What is needed: Filter the listing below, copying every line in which the word "министерство" appears.

Available records:
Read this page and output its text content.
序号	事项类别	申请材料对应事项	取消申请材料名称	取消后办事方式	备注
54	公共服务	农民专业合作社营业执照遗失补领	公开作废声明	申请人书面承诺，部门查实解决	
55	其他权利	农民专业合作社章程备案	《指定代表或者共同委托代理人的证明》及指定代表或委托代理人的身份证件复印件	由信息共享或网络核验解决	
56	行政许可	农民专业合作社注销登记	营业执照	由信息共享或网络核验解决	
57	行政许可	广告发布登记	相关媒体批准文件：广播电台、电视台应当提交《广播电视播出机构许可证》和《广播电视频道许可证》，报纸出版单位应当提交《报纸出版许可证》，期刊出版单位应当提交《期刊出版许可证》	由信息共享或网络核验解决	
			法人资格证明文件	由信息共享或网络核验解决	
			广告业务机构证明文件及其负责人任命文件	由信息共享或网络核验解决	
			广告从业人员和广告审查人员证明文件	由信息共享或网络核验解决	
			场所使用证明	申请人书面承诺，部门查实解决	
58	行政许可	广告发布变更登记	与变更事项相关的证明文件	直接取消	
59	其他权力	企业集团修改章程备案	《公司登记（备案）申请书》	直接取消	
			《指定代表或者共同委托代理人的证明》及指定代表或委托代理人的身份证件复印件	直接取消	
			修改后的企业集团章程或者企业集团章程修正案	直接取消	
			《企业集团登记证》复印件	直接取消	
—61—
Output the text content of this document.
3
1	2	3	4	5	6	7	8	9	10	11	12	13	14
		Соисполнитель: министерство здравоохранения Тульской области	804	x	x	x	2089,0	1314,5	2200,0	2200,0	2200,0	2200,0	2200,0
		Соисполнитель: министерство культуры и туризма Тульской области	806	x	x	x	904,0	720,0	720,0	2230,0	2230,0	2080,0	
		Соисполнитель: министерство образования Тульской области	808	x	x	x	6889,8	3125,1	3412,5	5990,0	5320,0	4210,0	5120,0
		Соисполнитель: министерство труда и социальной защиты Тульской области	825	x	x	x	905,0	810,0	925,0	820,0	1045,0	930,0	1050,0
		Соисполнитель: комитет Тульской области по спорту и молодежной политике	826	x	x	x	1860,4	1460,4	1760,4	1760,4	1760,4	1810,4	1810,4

Answer for the task:
		Соисполнитель: министерство здравоохранения Тульской области	804	x	x	x	2089,0	1314,5	2200,0	2200,0	2200,0	2200,0	2200,0
		Соисполнитель: министерство культуры и туризма Тульской области	806	x	x	x	904,0	720,0	720,0	2230,0	2230,0	2080,0	
		Соисполнитель: министерство образования Тульской области	808	x	x	x	6889,8	3125,1	3412,5	5990,0	5320,0	4210,0	5120,0
		Соисполнитель: министерство труда и социальной защиты Тульской области	825	x	x	x	905,0	810,0	925,0	820,0	1045,0	930,0	1050,0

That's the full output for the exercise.